[START OF Exercise inputs]

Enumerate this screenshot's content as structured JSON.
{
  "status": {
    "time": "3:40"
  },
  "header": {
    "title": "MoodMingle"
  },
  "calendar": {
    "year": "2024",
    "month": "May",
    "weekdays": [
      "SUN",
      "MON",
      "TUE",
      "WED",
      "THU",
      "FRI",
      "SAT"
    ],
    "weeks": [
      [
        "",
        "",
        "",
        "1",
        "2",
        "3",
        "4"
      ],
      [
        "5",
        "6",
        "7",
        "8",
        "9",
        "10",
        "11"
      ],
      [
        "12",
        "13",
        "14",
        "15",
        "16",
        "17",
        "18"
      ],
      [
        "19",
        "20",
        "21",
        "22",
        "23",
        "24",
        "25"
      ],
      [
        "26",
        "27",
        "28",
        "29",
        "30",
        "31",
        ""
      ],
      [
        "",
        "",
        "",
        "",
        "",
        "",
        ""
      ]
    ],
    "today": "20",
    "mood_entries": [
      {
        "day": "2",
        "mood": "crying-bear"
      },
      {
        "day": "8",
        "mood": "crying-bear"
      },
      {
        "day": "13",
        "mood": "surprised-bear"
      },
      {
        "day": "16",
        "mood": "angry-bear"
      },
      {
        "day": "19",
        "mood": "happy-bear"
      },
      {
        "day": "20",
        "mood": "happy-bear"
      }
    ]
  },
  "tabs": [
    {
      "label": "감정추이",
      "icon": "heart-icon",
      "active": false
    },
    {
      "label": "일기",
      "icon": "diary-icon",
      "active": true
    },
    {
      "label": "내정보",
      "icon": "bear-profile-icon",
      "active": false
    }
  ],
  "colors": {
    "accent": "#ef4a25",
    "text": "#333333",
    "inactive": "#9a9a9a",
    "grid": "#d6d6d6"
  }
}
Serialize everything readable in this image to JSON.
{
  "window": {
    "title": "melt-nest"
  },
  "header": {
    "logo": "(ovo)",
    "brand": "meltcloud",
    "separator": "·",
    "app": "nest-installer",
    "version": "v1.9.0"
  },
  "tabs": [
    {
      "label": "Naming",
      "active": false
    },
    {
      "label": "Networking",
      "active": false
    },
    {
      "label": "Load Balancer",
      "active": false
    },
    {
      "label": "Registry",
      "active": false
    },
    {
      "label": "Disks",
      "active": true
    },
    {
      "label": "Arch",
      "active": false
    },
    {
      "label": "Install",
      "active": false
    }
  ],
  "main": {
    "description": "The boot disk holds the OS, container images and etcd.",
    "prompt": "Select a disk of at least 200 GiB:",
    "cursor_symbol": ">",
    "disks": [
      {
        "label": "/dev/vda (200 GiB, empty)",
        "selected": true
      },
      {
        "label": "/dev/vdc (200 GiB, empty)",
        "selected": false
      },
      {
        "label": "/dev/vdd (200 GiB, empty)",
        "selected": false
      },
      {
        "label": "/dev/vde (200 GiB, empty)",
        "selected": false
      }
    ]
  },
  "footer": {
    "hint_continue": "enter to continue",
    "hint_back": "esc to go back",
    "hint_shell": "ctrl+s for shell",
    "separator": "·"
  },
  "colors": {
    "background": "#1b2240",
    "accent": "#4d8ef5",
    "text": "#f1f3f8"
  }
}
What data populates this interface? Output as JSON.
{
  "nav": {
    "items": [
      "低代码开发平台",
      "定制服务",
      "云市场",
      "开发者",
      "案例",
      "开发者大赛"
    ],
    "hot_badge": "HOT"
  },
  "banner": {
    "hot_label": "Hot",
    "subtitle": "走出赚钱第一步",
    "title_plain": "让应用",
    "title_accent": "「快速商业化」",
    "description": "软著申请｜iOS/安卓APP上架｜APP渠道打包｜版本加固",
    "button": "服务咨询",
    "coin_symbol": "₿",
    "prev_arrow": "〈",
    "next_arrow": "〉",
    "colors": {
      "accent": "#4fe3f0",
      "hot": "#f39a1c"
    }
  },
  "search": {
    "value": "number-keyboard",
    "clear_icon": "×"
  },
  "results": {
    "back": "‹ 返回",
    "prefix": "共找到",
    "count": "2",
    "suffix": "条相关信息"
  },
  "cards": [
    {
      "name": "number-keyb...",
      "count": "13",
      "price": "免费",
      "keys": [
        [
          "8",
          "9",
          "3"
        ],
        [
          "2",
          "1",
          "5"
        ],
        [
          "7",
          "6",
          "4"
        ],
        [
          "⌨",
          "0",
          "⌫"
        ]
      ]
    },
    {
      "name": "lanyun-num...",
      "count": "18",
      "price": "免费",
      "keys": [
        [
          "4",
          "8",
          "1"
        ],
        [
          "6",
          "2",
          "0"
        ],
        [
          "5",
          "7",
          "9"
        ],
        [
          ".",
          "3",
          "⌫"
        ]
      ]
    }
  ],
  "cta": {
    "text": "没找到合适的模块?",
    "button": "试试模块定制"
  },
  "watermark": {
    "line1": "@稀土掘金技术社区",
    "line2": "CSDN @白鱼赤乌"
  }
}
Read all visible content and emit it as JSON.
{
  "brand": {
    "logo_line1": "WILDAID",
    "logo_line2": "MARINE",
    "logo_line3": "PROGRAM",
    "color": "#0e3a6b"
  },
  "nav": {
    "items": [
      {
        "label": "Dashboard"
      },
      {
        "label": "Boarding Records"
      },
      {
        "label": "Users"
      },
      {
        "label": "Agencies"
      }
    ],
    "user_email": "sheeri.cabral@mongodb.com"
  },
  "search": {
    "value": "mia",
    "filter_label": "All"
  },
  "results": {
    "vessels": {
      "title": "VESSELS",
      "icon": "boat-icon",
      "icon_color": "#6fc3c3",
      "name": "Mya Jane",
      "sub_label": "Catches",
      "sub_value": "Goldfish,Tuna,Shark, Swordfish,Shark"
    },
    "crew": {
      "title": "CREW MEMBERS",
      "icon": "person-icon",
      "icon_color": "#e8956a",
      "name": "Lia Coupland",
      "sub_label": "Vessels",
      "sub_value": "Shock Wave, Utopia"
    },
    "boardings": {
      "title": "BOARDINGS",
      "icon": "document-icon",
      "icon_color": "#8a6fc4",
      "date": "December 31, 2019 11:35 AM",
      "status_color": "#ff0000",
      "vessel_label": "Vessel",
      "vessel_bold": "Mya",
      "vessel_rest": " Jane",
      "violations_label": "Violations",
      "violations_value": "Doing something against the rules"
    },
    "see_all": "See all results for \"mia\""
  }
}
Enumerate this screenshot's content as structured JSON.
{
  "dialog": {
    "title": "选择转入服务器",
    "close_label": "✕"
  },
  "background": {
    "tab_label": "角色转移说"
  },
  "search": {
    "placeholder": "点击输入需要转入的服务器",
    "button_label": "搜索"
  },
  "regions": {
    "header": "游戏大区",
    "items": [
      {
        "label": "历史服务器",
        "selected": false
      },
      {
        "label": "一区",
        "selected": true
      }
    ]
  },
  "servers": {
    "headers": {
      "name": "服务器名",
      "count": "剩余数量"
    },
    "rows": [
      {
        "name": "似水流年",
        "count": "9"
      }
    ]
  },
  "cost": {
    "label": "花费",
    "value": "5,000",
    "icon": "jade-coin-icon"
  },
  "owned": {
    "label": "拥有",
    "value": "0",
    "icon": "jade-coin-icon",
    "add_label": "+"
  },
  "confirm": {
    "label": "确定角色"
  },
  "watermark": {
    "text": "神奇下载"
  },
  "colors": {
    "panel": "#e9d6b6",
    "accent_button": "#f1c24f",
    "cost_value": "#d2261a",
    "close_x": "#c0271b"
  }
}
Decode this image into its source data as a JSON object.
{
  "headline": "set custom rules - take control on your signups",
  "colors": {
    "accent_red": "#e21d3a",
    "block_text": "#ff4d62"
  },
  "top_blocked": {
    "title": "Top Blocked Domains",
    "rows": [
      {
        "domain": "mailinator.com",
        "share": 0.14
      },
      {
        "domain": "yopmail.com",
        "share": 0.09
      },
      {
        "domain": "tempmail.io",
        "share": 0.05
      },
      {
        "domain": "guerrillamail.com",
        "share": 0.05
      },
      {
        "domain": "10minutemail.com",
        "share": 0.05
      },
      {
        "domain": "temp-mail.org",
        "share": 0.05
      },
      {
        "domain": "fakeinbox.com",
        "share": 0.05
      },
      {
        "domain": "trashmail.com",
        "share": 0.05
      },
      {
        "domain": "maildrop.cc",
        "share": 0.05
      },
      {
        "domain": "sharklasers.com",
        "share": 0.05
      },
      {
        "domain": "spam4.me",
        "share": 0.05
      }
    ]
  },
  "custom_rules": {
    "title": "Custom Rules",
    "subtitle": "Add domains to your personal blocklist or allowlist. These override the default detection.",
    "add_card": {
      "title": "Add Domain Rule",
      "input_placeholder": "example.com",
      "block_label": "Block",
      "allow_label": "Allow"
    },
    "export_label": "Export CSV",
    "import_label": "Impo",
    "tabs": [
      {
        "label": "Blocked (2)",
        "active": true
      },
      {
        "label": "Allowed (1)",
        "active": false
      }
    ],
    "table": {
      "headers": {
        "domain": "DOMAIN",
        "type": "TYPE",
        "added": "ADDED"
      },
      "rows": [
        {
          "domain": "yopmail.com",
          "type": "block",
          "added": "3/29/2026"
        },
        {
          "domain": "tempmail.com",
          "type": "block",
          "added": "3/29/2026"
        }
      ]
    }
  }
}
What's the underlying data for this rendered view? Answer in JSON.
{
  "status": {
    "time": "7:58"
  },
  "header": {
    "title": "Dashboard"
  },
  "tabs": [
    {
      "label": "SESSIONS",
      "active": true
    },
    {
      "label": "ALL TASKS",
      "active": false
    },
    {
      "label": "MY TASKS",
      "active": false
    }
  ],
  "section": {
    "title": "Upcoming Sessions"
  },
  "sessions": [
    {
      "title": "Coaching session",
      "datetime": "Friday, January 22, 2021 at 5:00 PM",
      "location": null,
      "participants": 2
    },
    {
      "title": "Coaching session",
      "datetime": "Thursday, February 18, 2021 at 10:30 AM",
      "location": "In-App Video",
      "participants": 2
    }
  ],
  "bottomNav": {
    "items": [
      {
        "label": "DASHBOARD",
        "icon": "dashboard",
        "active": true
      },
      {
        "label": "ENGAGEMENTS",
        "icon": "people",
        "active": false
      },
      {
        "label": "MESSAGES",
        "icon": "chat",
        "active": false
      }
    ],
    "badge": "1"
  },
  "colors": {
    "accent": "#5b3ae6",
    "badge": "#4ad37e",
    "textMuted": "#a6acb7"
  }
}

[END OF Exercise inputs]

## [Exercise instructions]
Work through the listing above and report how many lines include the string "description", with no other text.

## [Complete response]
2